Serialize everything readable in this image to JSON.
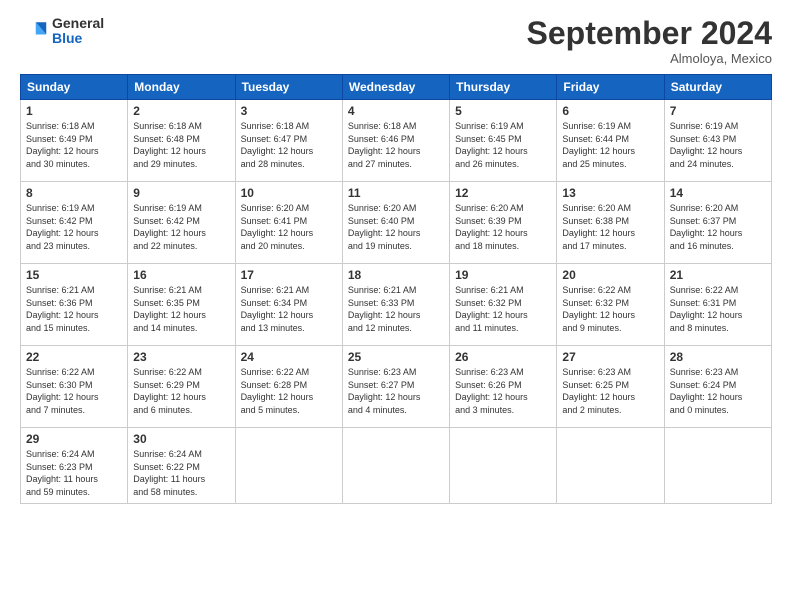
{
  "header": {
    "logo_general": "General",
    "logo_blue": "Blue",
    "month_title": "September 2024",
    "location": "Almoloya, Mexico"
  },
  "weekdays": [
    "Sunday",
    "Monday",
    "Tuesday",
    "Wednesday",
    "Thursday",
    "Friday",
    "Saturday"
  ],
  "weeks": [
    [
      {
        "day": "1",
        "sunrise": "6:18 AM",
        "sunset": "6:49 PM",
        "daylight": "12 hours and 30 minutes."
      },
      {
        "day": "2",
        "sunrise": "6:18 AM",
        "sunset": "6:48 PM",
        "daylight": "12 hours and 29 minutes."
      },
      {
        "day": "3",
        "sunrise": "6:18 AM",
        "sunset": "6:47 PM",
        "daylight": "12 hours and 28 minutes."
      },
      {
        "day": "4",
        "sunrise": "6:18 AM",
        "sunset": "6:46 PM",
        "daylight": "12 hours and 27 minutes."
      },
      {
        "day": "5",
        "sunrise": "6:19 AM",
        "sunset": "6:45 PM",
        "daylight": "12 hours and 26 minutes."
      },
      {
        "day": "6",
        "sunrise": "6:19 AM",
        "sunset": "6:44 PM",
        "daylight": "12 hours and 25 minutes."
      },
      {
        "day": "7",
        "sunrise": "6:19 AM",
        "sunset": "6:43 PM",
        "daylight": "12 hours and 24 minutes."
      }
    ],
    [
      {
        "day": "8",
        "sunrise": "6:19 AM",
        "sunset": "6:42 PM",
        "daylight": "12 hours and 23 minutes."
      },
      {
        "day": "9",
        "sunrise": "6:19 AM",
        "sunset": "6:42 PM",
        "daylight": "12 hours and 22 minutes."
      },
      {
        "day": "10",
        "sunrise": "6:20 AM",
        "sunset": "6:41 PM",
        "daylight": "12 hours and 20 minutes."
      },
      {
        "day": "11",
        "sunrise": "6:20 AM",
        "sunset": "6:40 PM",
        "daylight": "12 hours and 19 minutes."
      },
      {
        "day": "12",
        "sunrise": "6:20 AM",
        "sunset": "6:39 PM",
        "daylight": "12 hours and 18 minutes."
      },
      {
        "day": "13",
        "sunrise": "6:20 AM",
        "sunset": "6:38 PM",
        "daylight": "12 hours and 17 minutes."
      },
      {
        "day": "14",
        "sunrise": "6:20 AM",
        "sunset": "6:37 PM",
        "daylight": "12 hours and 16 minutes."
      }
    ],
    [
      {
        "day": "15",
        "sunrise": "6:21 AM",
        "sunset": "6:36 PM",
        "daylight": "12 hours and 15 minutes."
      },
      {
        "day": "16",
        "sunrise": "6:21 AM",
        "sunset": "6:35 PM",
        "daylight": "12 hours and 14 minutes."
      },
      {
        "day": "17",
        "sunrise": "6:21 AM",
        "sunset": "6:34 PM",
        "daylight": "12 hours and 13 minutes."
      },
      {
        "day": "18",
        "sunrise": "6:21 AM",
        "sunset": "6:33 PM",
        "daylight": "12 hours and 12 minutes."
      },
      {
        "day": "19",
        "sunrise": "6:21 AM",
        "sunset": "6:32 PM",
        "daylight": "12 hours and 11 minutes."
      },
      {
        "day": "20",
        "sunrise": "6:22 AM",
        "sunset": "6:32 PM",
        "daylight": "12 hours and 9 minutes."
      },
      {
        "day": "21",
        "sunrise": "6:22 AM",
        "sunset": "6:31 PM",
        "daylight": "12 hours and 8 minutes."
      }
    ],
    [
      {
        "day": "22",
        "sunrise": "6:22 AM",
        "sunset": "6:30 PM",
        "daylight": "12 hours and 7 minutes."
      },
      {
        "day": "23",
        "sunrise": "6:22 AM",
        "sunset": "6:29 PM",
        "daylight": "12 hours and 6 minutes."
      },
      {
        "day": "24",
        "sunrise": "6:22 AM",
        "sunset": "6:28 PM",
        "daylight": "12 hours and 5 minutes."
      },
      {
        "day": "25",
        "sunrise": "6:23 AM",
        "sunset": "6:27 PM",
        "daylight": "12 hours and 4 minutes."
      },
      {
        "day": "26",
        "sunrise": "6:23 AM",
        "sunset": "6:26 PM",
        "daylight": "12 hours and 3 minutes."
      },
      {
        "day": "27",
        "sunrise": "6:23 AM",
        "sunset": "6:25 PM",
        "daylight": "12 hours and 2 minutes."
      },
      {
        "day": "28",
        "sunrise": "6:23 AM",
        "sunset": "6:24 PM",
        "daylight": "12 hours and 0 minutes."
      }
    ],
    [
      {
        "day": "29",
        "sunrise": "6:24 AM",
        "sunset": "6:23 PM",
        "daylight": "11 hours and 59 minutes."
      },
      {
        "day": "30",
        "sunrise": "6:24 AM",
        "sunset": "6:22 PM",
        "daylight": "11 hours and 58 minutes."
      },
      null,
      null,
      null,
      null,
      null
    ]
  ]
}
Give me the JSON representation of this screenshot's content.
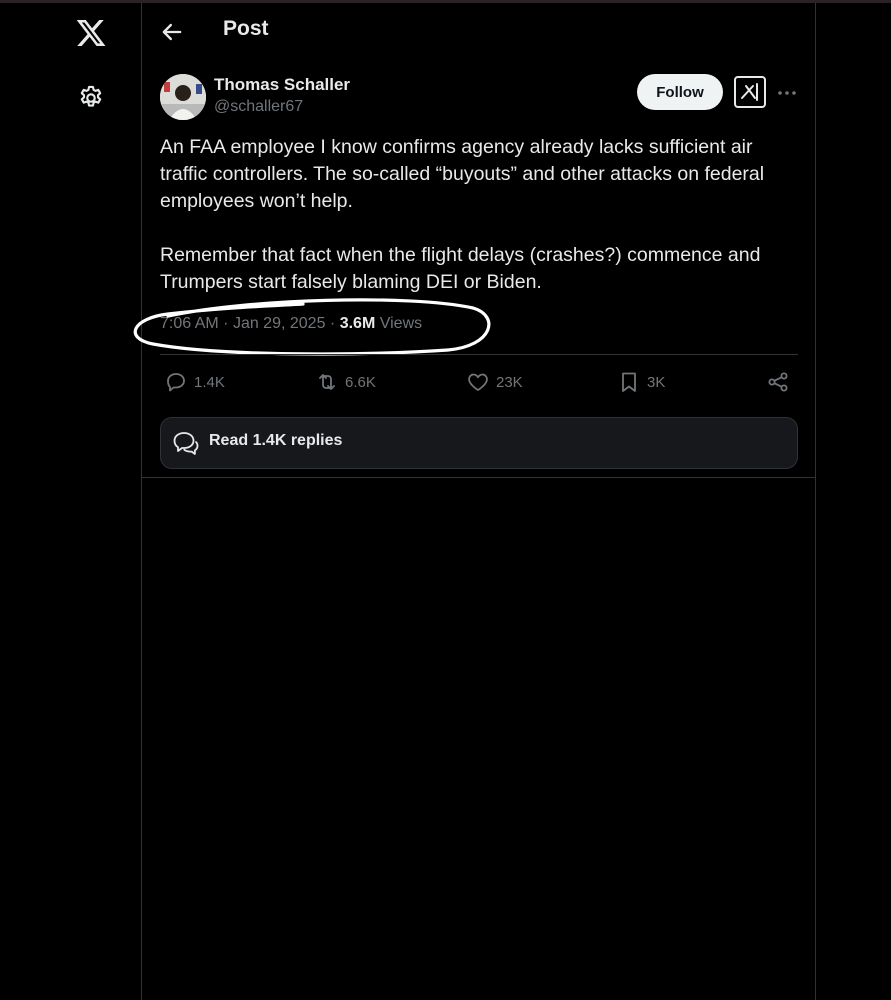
{
  "header": {
    "title": "Post"
  },
  "author": {
    "name": "Thomas Schaller",
    "handle": "@schaller67"
  },
  "buttons": {
    "follow": "Follow"
  },
  "post": {
    "paragraphs": [
      "An FAA employee I know confirms agency already lacks sufficient air traffic controllers. The so-called “buyouts” and other attacks on federal employees won’t help.",
      "Remember that fact when the flight delays (crashes?) commence and Trumpers start falsely blaming DEI or Biden."
    ],
    "time": "7:06 AM",
    "date": "Jan 29, 2025",
    "views_count": "3.6M",
    "views_label": "Views"
  },
  "actions": {
    "replies": "1.4K",
    "reposts": "6.6K",
    "likes": "23K",
    "bookmarks": "3K"
  },
  "read_replies_label": "Read 1.4K replies",
  "icons": [
    "x-logo-icon",
    "gear-icon",
    "back-arrow-icon",
    "grok-icon",
    "more-icon",
    "reply-icon",
    "repost-icon",
    "like-icon",
    "bookmark-icon",
    "share-icon",
    "chat-bubbles-icon"
  ],
  "colors": {
    "background": "#000000",
    "text": "#e7e9ea",
    "secondary": "#71767b",
    "border": "#2f3336",
    "follow_bg": "#eff3f4"
  }
}
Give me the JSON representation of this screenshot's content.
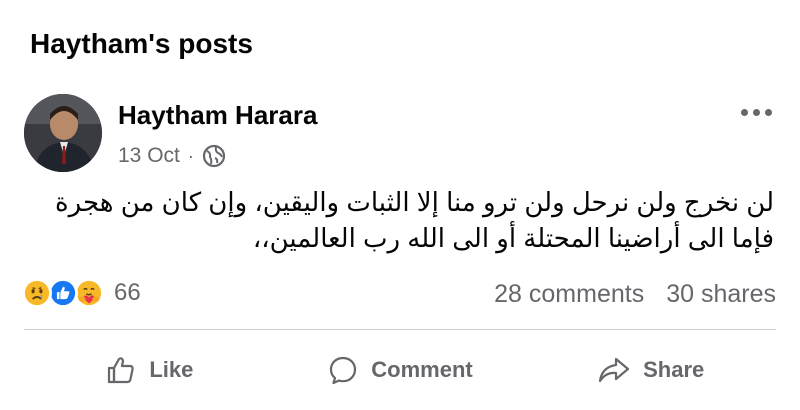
{
  "section": {
    "title": "Haytham's posts"
  },
  "post": {
    "author": "Haytham Harara",
    "date": "13 Oct",
    "separator": "·",
    "privacy_icon": "globe-icon",
    "more_icon": "more-options-icon",
    "body_line1": "لن نخرج ولن نرحل ولن ترو منا إلا الثبات واليقين، وإن كان من هجرة",
    "body_line2": "فإما الى أراضينا المحتلة أو الى الله رب العالمين،،",
    "reactions": {
      "icons": [
        "sad-reaction-icon",
        "like-reaction-icon",
        "care-reaction-icon"
      ],
      "count": "66"
    },
    "comments": "28 comments",
    "shares": "30 shares"
  },
  "actions": {
    "like": {
      "label": "Like",
      "icon": "like-icon"
    },
    "comment": {
      "label": "Comment",
      "icon": "comment-icon"
    },
    "share": {
      "label": "Share",
      "icon": "share-icon"
    }
  },
  "colors": {
    "text_primary": "#050505",
    "text_secondary": "#65676b",
    "like_blue": "#1877f2",
    "divider": "#ced0d4"
  }
}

▶ Work to complete: Do not include the images; transcribe the rest of the listing exactly.

▶ The result:
Serialize everything readable in this image to JSON.
{
  "header": {
    "logo_general": "General",
    "logo_blue": "Blue",
    "month_title": "September 2024",
    "location": "Almoloya, Mexico"
  },
  "weekdays": [
    "Sunday",
    "Monday",
    "Tuesday",
    "Wednesday",
    "Thursday",
    "Friday",
    "Saturday"
  ],
  "weeks": [
    [
      {
        "day": "1",
        "sunrise": "6:18 AM",
        "sunset": "6:49 PM",
        "daylight": "12 hours and 30 minutes."
      },
      {
        "day": "2",
        "sunrise": "6:18 AM",
        "sunset": "6:48 PM",
        "daylight": "12 hours and 29 minutes."
      },
      {
        "day": "3",
        "sunrise": "6:18 AM",
        "sunset": "6:47 PM",
        "daylight": "12 hours and 28 minutes."
      },
      {
        "day": "4",
        "sunrise": "6:18 AM",
        "sunset": "6:46 PM",
        "daylight": "12 hours and 27 minutes."
      },
      {
        "day": "5",
        "sunrise": "6:19 AM",
        "sunset": "6:45 PM",
        "daylight": "12 hours and 26 minutes."
      },
      {
        "day": "6",
        "sunrise": "6:19 AM",
        "sunset": "6:44 PM",
        "daylight": "12 hours and 25 minutes."
      },
      {
        "day": "7",
        "sunrise": "6:19 AM",
        "sunset": "6:43 PM",
        "daylight": "12 hours and 24 minutes."
      }
    ],
    [
      {
        "day": "8",
        "sunrise": "6:19 AM",
        "sunset": "6:42 PM",
        "daylight": "12 hours and 23 minutes."
      },
      {
        "day": "9",
        "sunrise": "6:19 AM",
        "sunset": "6:42 PM",
        "daylight": "12 hours and 22 minutes."
      },
      {
        "day": "10",
        "sunrise": "6:20 AM",
        "sunset": "6:41 PM",
        "daylight": "12 hours and 20 minutes."
      },
      {
        "day": "11",
        "sunrise": "6:20 AM",
        "sunset": "6:40 PM",
        "daylight": "12 hours and 19 minutes."
      },
      {
        "day": "12",
        "sunrise": "6:20 AM",
        "sunset": "6:39 PM",
        "daylight": "12 hours and 18 minutes."
      },
      {
        "day": "13",
        "sunrise": "6:20 AM",
        "sunset": "6:38 PM",
        "daylight": "12 hours and 17 minutes."
      },
      {
        "day": "14",
        "sunrise": "6:20 AM",
        "sunset": "6:37 PM",
        "daylight": "12 hours and 16 minutes."
      }
    ],
    [
      {
        "day": "15",
        "sunrise": "6:21 AM",
        "sunset": "6:36 PM",
        "daylight": "12 hours and 15 minutes."
      },
      {
        "day": "16",
        "sunrise": "6:21 AM",
        "sunset": "6:35 PM",
        "daylight": "12 hours and 14 minutes."
      },
      {
        "day": "17",
        "sunrise": "6:21 AM",
        "sunset": "6:34 PM",
        "daylight": "12 hours and 13 minutes."
      },
      {
        "day": "18",
        "sunrise": "6:21 AM",
        "sunset": "6:33 PM",
        "daylight": "12 hours and 12 minutes."
      },
      {
        "day": "19",
        "sunrise": "6:21 AM",
        "sunset": "6:32 PM",
        "daylight": "12 hours and 11 minutes."
      },
      {
        "day": "20",
        "sunrise": "6:22 AM",
        "sunset": "6:32 PM",
        "daylight": "12 hours and 9 minutes."
      },
      {
        "day": "21",
        "sunrise": "6:22 AM",
        "sunset": "6:31 PM",
        "daylight": "12 hours and 8 minutes."
      }
    ],
    [
      {
        "day": "22",
        "sunrise": "6:22 AM",
        "sunset": "6:30 PM",
        "daylight": "12 hours and 7 minutes."
      },
      {
        "day": "23",
        "sunrise": "6:22 AM",
        "sunset": "6:29 PM",
        "daylight": "12 hours and 6 minutes."
      },
      {
        "day": "24",
        "sunrise": "6:22 AM",
        "sunset": "6:28 PM",
        "daylight": "12 hours and 5 minutes."
      },
      {
        "day": "25",
        "sunrise": "6:23 AM",
        "sunset": "6:27 PM",
        "daylight": "12 hours and 4 minutes."
      },
      {
        "day": "26",
        "sunrise": "6:23 AM",
        "sunset": "6:26 PM",
        "daylight": "12 hours and 3 minutes."
      },
      {
        "day": "27",
        "sunrise": "6:23 AM",
        "sunset": "6:25 PM",
        "daylight": "12 hours and 2 minutes."
      },
      {
        "day": "28",
        "sunrise": "6:23 AM",
        "sunset": "6:24 PM",
        "daylight": "12 hours and 0 minutes."
      }
    ],
    [
      {
        "day": "29",
        "sunrise": "6:24 AM",
        "sunset": "6:23 PM",
        "daylight": "11 hours and 59 minutes."
      },
      {
        "day": "30",
        "sunrise": "6:24 AM",
        "sunset": "6:22 PM",
        "daylight": "11 hours and 58 minutes."
      },
      null,
      null,
      null,
      null,
      null
    ]
  ]
}
Give me the JSON representation of this screenshot's content.
{
  "header": {
    "title": "Post"
  },
  "author": {
    "name": "Thomas Schaller",
    "handle": "@schaller67"
  },
  "buttons": {
    "follow": "Follow"
  },
  "post": {
    "paragraphs": [
      "An FAA employee I know confirms agency already lacks sufficient air traffic controllers. The so-called “buyouts” and other attacks on federal employees won’t help.",
      "Remember that fact when the flight delays (crashes?) commence and Trumpers start falsely blaming DEI or Biden."
    ],
    "time": "7:06 AM",
    "date": "Jan 29, 2025",
    "views_count": "3.6M",
    "views_label": "Views"
  },
  "actions": {
    "replies": "1.4K",
    "reposts": "6.6K",
    "likes": "23K",
    "bookmarks": "3K"
  },
  "read_replies_label": "Read 1.4K replies",
  "icons": [
    "x-logo-icon",
    "gear-icon",
    "back-arrow-icon",
    "grok-icon",
    "more-icon",
    "reply-icon",
    "repost-icon",
    "like-icon",
    "bookmark-icon",
    "share-icon",
    "chat-bubbles-icon"
  ],
  "colors": {
    "background": "#000000",
    "text": "#e7e9ea",
    "secondary": "#71767b",
    "border": "#2f3336",
    "follow_bg": "#eff3f4"
  }
}
Give me the JSON representation of this screenshot's content.
{
  "section": {
    "title": "Haytham's posts"
  },
  "post": {
    "author": "Haytham Harara",
    "date": "13 Oct",
    "separator": "·",
    "privacy_icon": "globe-icon",
    "more_icon": "more-options-icon",
    "body_line1": "لن نخرج ولن نرحل ولن ترو منا إلا الثبات واليقين، وإن كان من هجرة",
    "body_line2": "فإما الى أراضينا المحتلة أو الى الله رب العالمين،،",
    "reactions": {
      "icons": [
        "sad-reaction-icon",
        "like-reaction-icon",
        "care-reaction-icon"
      ],
      "count": "66"
    },
    "comments": "28 comments",
    "shares": "30 shares"
  },
  "actions": {
    "like": {
      "label": "Like",
      "icon": "like-icon"
    },
    "comment": {
      "label": "Comment",
      "icon": "comment-icon"
    },
    "share": {
      "label": "Share",
      "icon": "share-icon"
    }
  },
  "colors": {
    "text_primary": "#050505",
    "text_secondary": "#65676b",
    "like_blue": "#1877f2",
    "divider": "#ced0d4"
  }
}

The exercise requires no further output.